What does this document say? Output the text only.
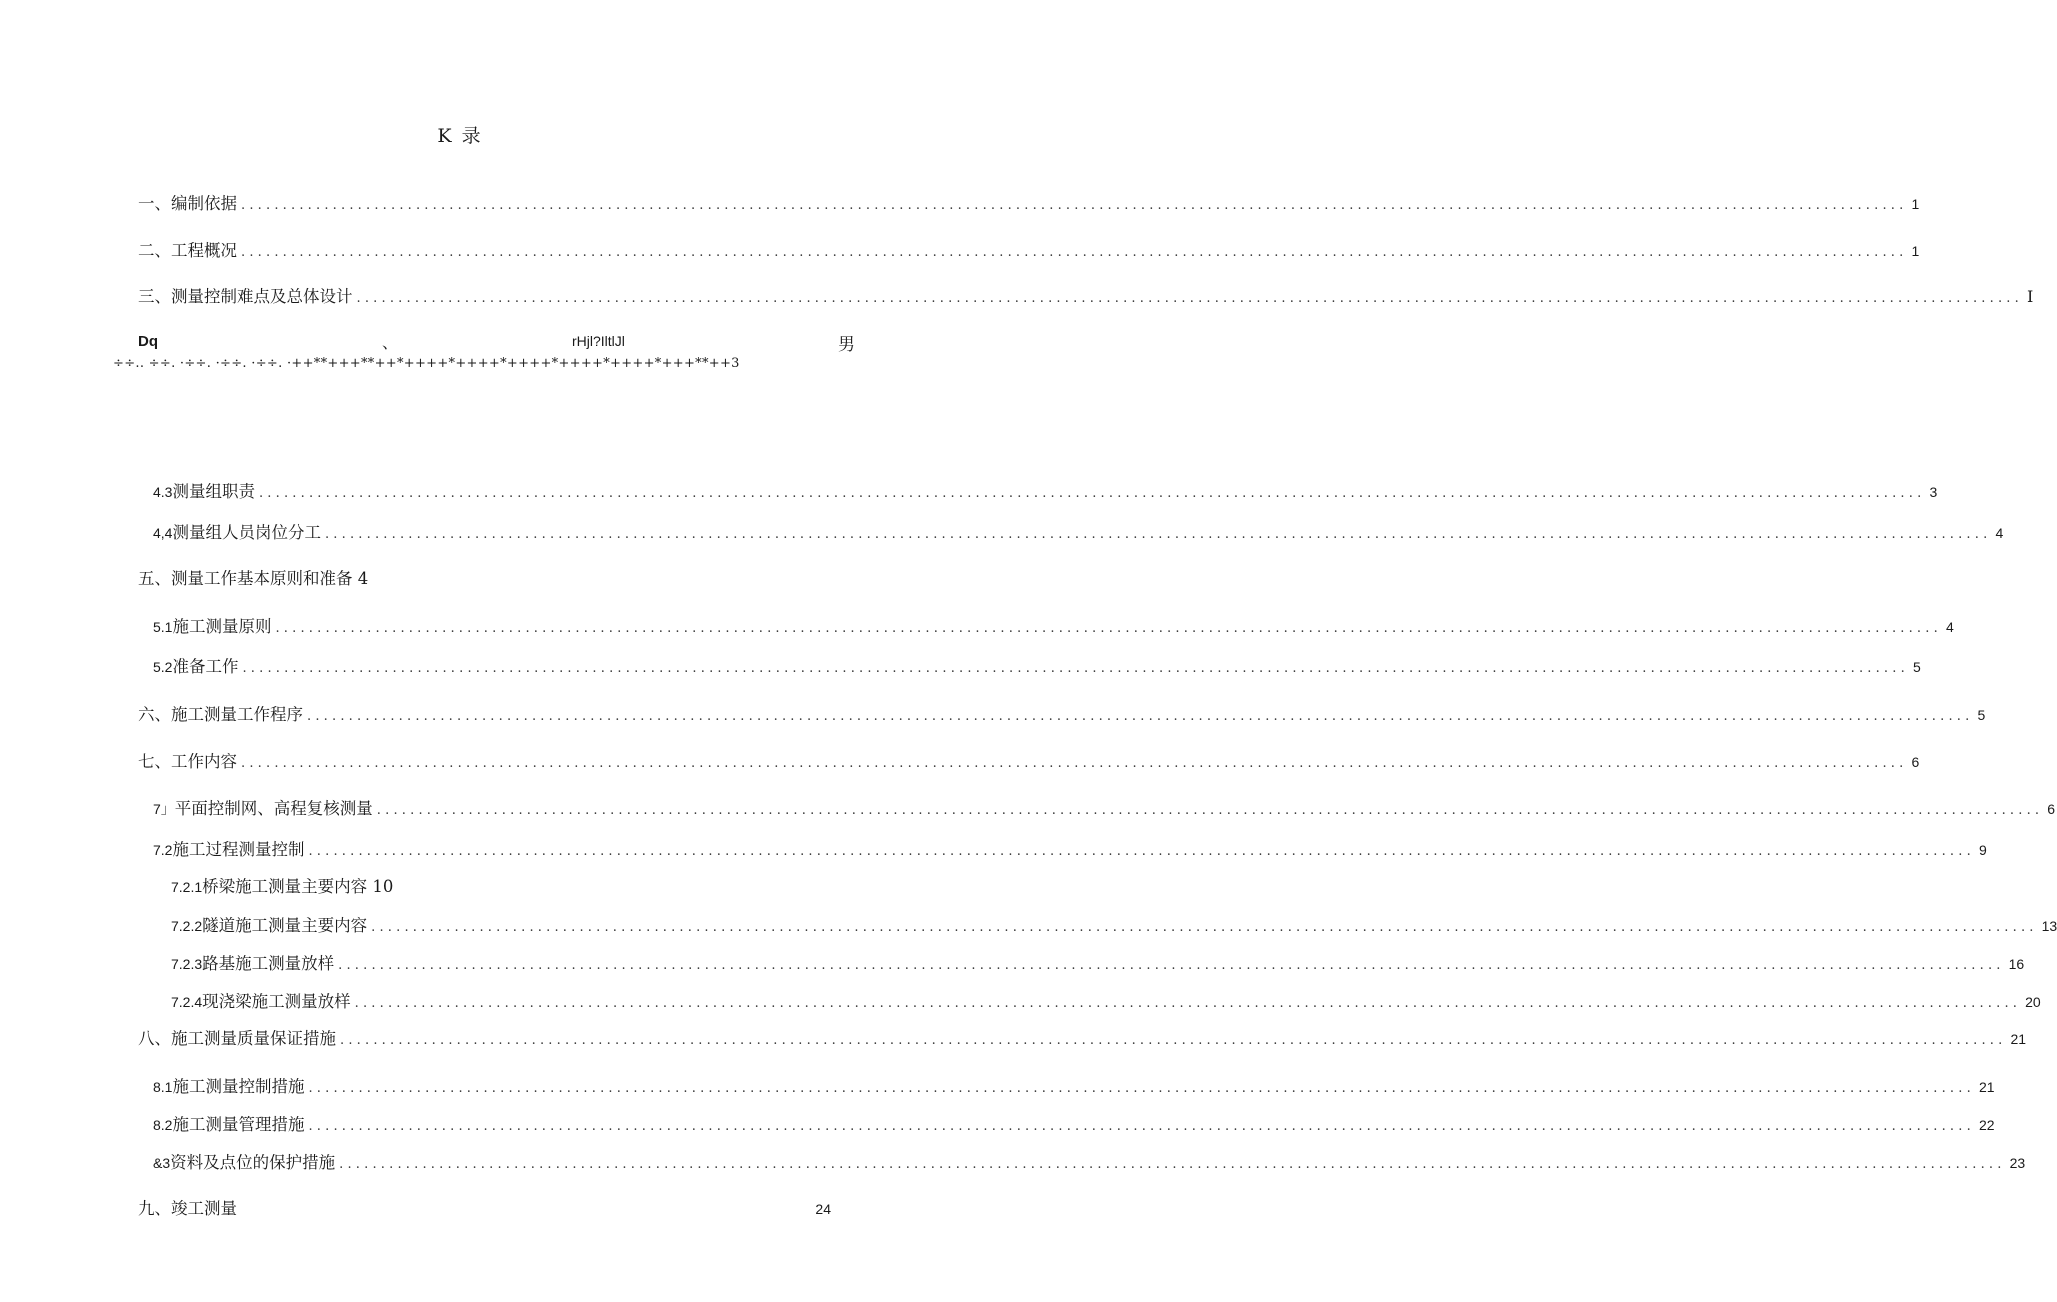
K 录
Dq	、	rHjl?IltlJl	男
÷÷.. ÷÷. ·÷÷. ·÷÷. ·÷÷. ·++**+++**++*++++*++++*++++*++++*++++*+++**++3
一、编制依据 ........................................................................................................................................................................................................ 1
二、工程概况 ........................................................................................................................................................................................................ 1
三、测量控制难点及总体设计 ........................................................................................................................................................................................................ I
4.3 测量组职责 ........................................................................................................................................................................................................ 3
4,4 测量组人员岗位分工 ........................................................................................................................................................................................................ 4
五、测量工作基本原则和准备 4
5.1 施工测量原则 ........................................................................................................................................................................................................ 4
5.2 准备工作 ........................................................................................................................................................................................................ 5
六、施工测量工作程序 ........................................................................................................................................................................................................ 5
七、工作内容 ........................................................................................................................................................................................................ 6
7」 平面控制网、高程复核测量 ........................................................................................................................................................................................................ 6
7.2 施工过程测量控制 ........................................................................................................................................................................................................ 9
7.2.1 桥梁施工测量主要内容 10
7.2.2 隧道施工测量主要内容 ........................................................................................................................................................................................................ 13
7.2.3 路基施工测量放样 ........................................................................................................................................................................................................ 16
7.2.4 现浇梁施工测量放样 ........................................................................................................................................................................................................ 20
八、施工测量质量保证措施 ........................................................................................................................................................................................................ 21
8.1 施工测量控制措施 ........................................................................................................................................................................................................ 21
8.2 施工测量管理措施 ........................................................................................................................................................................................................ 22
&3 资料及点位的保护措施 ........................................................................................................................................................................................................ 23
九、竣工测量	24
---
* Task requirements:
Copy the material above in full and exactly, skipping pictures.

* Written response:
What does this document say? Output the text only.
K 录
Dq	、	rHjl?IltlJl	男
÷÷.. ÷÷. ·÷÷. ·÷÷. ·÷÷. ·++**+++**++*++++*++++*++++*++++*++++*+++**++3
一、编制依据 ........................................................................................................................................................................................................ 1
二、工程概况 ........................................................................................................................................................................................................ 1
三、测量控制难点及总体设计 ........................................................................................................................................................................................................ I
4.3 测量组职责 ........................................................................................................................................................................................................ 3
4,4 测量组人员岗位分工 ........................................................................................................................................................................................................ 4
五、测量工作基本原则和准备 4
5.1 施工测量原则 ........................................................................................................................................................................................................ 4
5.2 准备工作 ........................................................................................................................................................................................................ 5
六、施工测量工作程序 ........................................................................................................................................................................................................ 5
七、工作内容 ........................................................................................................................................................................................................ 6
7」 平面控制网、高程复核测量 ........................................................................................................................................................................................................ 6
7.2 施工过程测量控制 ........................................................................................................................................................................................................ 9
7.2.1 桥梁施工测量主要内容 10
7.2.2 隧道施工测量主要内容 ........................................................................................................................................................................................................ 13
7.2.3 路基施工测量放样 ........................................................................................................................................................................................................ 16
7.2.4 现浇梁施工测量放样 ........................................................................................................................................................................................................ 20
八、施工测量质量保证措施 ........................................................................................................................................................................................................ 21
8.1 施工测量控制措施 ........................................................................................................................................................................................................ 21
8.2 施工测量管理措施 ........................................................................................................................................................................................................ 22
&3 资料及点位的保护措施 ........................................................................................................................................................................................................ 23
九、竣工测量	24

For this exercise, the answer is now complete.